* _GIVEN INFORMATION_
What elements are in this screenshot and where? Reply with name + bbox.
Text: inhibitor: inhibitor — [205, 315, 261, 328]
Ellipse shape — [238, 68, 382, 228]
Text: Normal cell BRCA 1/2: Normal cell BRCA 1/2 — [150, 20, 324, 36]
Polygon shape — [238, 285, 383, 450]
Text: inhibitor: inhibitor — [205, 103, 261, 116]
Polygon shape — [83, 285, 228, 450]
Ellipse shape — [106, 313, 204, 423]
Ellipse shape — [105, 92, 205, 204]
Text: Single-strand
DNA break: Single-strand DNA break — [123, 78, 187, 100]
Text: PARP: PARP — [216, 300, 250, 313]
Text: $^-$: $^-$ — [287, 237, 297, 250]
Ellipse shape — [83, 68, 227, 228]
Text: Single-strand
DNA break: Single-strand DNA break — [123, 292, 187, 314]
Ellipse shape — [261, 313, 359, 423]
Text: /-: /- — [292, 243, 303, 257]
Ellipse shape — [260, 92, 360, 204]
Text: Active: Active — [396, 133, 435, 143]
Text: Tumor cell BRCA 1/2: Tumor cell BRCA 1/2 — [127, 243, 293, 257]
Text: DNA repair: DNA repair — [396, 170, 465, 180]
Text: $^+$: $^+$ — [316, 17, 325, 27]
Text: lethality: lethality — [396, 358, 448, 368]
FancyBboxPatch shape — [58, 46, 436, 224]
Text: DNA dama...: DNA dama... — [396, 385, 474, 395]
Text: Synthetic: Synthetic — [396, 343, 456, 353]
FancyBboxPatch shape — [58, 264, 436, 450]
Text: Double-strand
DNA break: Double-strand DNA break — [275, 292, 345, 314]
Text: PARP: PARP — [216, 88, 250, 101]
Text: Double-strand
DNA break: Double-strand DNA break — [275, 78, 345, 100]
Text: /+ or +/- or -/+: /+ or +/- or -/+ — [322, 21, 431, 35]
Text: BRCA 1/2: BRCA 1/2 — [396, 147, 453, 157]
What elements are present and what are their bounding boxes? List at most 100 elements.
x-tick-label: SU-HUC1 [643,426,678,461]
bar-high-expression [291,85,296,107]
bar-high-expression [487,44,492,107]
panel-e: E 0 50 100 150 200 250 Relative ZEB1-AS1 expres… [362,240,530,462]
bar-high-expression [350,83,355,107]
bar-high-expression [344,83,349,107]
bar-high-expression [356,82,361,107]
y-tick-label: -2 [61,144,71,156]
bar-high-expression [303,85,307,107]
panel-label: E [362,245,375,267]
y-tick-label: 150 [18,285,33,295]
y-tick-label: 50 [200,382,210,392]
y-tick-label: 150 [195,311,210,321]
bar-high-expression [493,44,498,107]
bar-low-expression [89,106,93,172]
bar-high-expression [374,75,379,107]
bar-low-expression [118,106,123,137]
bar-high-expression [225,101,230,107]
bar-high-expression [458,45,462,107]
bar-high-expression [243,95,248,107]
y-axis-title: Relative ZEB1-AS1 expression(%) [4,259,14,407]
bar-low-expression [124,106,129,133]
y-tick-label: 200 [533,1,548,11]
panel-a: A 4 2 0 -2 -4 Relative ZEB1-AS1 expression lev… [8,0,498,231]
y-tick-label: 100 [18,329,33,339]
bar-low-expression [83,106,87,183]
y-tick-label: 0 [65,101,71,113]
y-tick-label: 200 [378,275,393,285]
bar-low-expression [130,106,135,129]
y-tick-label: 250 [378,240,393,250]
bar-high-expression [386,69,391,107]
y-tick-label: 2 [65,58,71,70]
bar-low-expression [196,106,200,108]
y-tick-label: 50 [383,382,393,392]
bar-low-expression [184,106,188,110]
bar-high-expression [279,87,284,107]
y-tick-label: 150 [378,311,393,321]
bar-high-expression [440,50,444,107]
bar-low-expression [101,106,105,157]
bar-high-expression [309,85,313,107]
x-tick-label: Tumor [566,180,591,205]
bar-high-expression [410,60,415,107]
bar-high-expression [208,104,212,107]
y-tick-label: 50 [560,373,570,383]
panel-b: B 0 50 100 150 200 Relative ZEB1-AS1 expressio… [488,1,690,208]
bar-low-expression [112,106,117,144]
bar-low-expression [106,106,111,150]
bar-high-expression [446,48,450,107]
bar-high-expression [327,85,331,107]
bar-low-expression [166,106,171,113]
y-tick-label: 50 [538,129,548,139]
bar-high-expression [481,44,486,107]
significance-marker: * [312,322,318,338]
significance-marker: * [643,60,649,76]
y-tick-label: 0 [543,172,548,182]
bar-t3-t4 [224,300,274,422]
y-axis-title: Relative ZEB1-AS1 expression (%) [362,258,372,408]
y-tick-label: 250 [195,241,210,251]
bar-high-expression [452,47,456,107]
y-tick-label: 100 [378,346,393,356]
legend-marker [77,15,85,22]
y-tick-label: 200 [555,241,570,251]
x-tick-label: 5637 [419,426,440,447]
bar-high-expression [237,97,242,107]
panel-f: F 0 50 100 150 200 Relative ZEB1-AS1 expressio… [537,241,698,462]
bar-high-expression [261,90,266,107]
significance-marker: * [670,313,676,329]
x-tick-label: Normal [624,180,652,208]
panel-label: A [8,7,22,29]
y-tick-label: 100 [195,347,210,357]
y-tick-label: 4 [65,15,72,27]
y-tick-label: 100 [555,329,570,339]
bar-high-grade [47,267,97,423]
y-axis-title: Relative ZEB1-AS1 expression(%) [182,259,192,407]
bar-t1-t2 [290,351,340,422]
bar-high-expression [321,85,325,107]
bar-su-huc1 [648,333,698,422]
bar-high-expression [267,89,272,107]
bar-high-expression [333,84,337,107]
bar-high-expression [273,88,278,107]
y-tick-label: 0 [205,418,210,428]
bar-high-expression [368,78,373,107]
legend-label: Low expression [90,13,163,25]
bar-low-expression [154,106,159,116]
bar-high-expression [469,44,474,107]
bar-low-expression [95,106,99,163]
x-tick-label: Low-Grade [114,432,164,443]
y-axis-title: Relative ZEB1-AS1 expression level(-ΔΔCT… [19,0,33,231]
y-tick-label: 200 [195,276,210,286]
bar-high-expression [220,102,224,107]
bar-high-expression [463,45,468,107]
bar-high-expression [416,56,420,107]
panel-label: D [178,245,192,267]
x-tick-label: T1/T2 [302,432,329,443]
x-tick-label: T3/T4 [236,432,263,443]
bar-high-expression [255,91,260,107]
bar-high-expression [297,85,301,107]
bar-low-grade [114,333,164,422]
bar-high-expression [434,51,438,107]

* _YOUR GOAL_
Exactly reproduce the entries in their entirety.

* _EXERCISE SOLUTION_
What elements are in this screenshot and where? Reply with name + bbox.
Text: inhibitor: inhibitor — [205, 315, 261, 328]
Ellipse shape — [238, 68, 382, 228]
Text: Normal cell BRCA 1/2: Normal cell BRCA 1/2 — [150, 20, 324, 36]
Polygon shape — [238, 285, 383, 450]
Text: inhibitor: inhibitor — [205, 103, 261, 116]
Polygon shape — [83, 285, 228, 450]
Ellipse shape — [106, 313, 204, 423]
Ellipse shape — [105, 92, 205, 204]
Text: Single-strand
DNA break: Single-strand DNA break — [123, 78, 187, 100]
Text: PARP: PARP — [216, 300, 250, 313]
Text: $^-$: $^-$ — [287, 237, 297, 250]
Ellipse shape — [83, 68, 227, 228]
Text: Single-strand
DNA break: Single-strand DNA break — [123, 292, 187, 314]
Ellipse shape — [261, 313, 359, 423]
Text: /-: /- — [292, 243, 303, 257]
Ellipse shape — [260, 92, 360, 204]
Text: Active: Active — [396, 133, 435, 143]
Text: Tumor cell BRCA 1/2: Tumor cell BRCA 1/2 — [127, 243, 293, 257]
Text: DNA repair: DNA repair — [396, 170, 465, 180]
Text: $^+$: $^+$ — [316, 17, 325, 27]
Text: lethality: lethality — [396, 358, 448, 368]
FancyBboxPatch shape — [58, 46, 436, 224]
Text: DNA dama...: DNA dama... — [396, 385, 474, 395]
Text: Synthetic: Synthetic — [396, 343, 456, 353]
FancyBboxPatch shape — [58, 264, 436, 450]
Text: Double-strand
DNA break: Double-strand DNA break — [275, 292, 345, 314]
Text: PARP: PARP — [216, 88, 250, 101]
Text: Double-strand
DNA break: Double-strand DNA break — [275, 78, 345, 100]
Text: /+ or +/- or -/+: /+ or +/- or -/+ — [322, 21, 431, 35]
Text: BRCA 1/2: BRCA 1/2 — [396, 147, 453, 157]
What elements are present and what are their bounding boxes? List at most 100 elements.
x-tick-label: SU-HUC1 [643,426,678,461]
bar-high-expression [291,85,296,107]
bar-high-expression [487,44,492,107]
panel-e: E 0 50 100 150 200 250 Relative ZEB1-AS1 expres… [362,240,530,462]
bar-high-expression [350,83,355,107]
bar-high-expression [344,83,349,107]
bar-high-expression [356,82,361,107]
y-tick-label: -2 [61,144,71,156]
bar-high-expression [303,85,307,107]
panel-label: E [362,245,375,267]
y-tick-label: 150 [18,285,33,295]
y-tick-label: 50 [200,382,210,392]
y-tick-label: 150 [195,311,210,321]
bar-high-expression [493,44,498,107]
bar-low-expression [89,106,93,172]
bar-high-expression [374,75,379,107]
bar-low-expression [118,106,123,137]
bar-high-expression [225,101,230,107]
bar-high-expression [458,45,462,107]
bar-high-expression [243,95,248,107]
y-axis-title: Relative ZEB1-AS1 expression(%) [4,259,14,407]
bar-low-expression [124,106,129,133]
y-tick-label: 200 [533,1,548,11]
panel-a: A 4 2 0 -2 -4 Relative ZEB1-AS1 expression lev… [8,0,498,231]
y-tick-label: 100 [18,329,33,339]
bar-low-expression [83,106,87,183]
y-tick-label: 0 [65,101,71,113]
y-tick-label: 200 [378,275,393,285]
bar-low-expression [130,106,135,129]
y-tick-label: 250 [378,240,393,250]
bar-high-expression [386,69,391,107]
y-tick-label: 2 [65,58,71,70]
bar-low-expression [196,106,200,108]
y-tick-label: 50 [383,382,393,392]
bar-low-expression [184,106,188,110]
bar-high-expression [279,87,284,107]
y-tick-label: 150 [378,311,393,321]
bar-high-expression [440,50,444,107]
bar-low-expression [101,106,105,157]
bar-high-expression [309,85,313,107]
x-tick-label: Tumor [566,180,591,205]
bar-high-expression [410,60,415,107]
bar-high-expression [208,104,212,107]
y-tick-label: 50 [560,373,570,383]
panel-b: B 0 50 100 150 200 Relative ZEB1-AS1 expressio… [488,1,690,208]
bar-low-expression [112,106,117,144]
bar-low-expression [106,106,111,150]
bar-high-expression [446,48,450,107]
bar-high-expression [327,85,331,107]
bar-low-expression [166,106,171,113]
y-tick-label: 50 [538,129,548,139]
bar-high-expression [481,44,486,107]
significance-marker: * [312,322,318,338]
significance-marker: * [643,60,649,76]
y-tick-label: 0 [543,172,548,182]
bar-t3-t4 [224,300,274,422]
y-axis-title: Relative ZEB1-AS1 expression (%) [362,258,372,408]
y-tick-label: 250 [195,241,210,251]
bar-high-expression [452,47,456,107]
y-tick-label: 100 [378,346,393,356]
legend-marker [77,15,85,22]
y-tick-label: 200 [555,241,570,251]
x-tick-label: 5637 [419,426,440,447]
bar-high-expression [237,97,242,107]
panel-f: F 0 50 100 150 200 Relative ZEB1-AS1 expressio… [537,241,698,462]
bar-high-expression [261,90,266,107]
significance-marker: * [670,313,676,329]
x-tick-label: Normal [624,180,652,208]
panel-label: A [8,7,22,29]
y-tick-label: 100 [195,347,210,357]
y-tick-label: 4 [65,15,72,27]
y-tick-label: 100 [555,329,570,339]
bar-high-grade [47,267,97,423]
y-axis-title: Relative ZEB1-AS1 expression(%) [182,259,192,407]
bar-t1-t2 [290,351,340,422]
bar-high-expression [321,85,325,107]
bar-su-huc1 [648,333,698,422]
bar-high-expression [267,89,272,107]
bar-high-expression [333,84,337,107]
bar-high-expression [273,88,278,107]
y-tick-label: 0 [205,418,210,428]
bar-high-expression [368,78,373,107]
legend-label: Low expression [90,13,163,25]
bar-low-expression [154,106,159,116]
bar-high-expression [469,44,474,107]
bar-low-expression [95,106,99,163]
x-tick-label: Low-Grade [114,432,164,443]
y-axis-title: Relative ZEB1-AS1 expression level(-ΔΔCT… [19,0,33,231]
y-tick-label: 200 [195,276,210,286]
bar-high-expression [220,102,224,107]
bar-high-expression [463,45,468,107]
bar-high-expression [416,56,420,107]
panel-label: D [178,245,192,267]
x-tick-label: T1/T2 [302,432,329,443]
x-tick-label: T3/T4 [236,432,263,443]
bar-high-expression [255,91,260,107]
bar-high-expression [297,85,301,107]
bar-low-grade [114,333,164,422]
bar-high-expression [434,51,438,107]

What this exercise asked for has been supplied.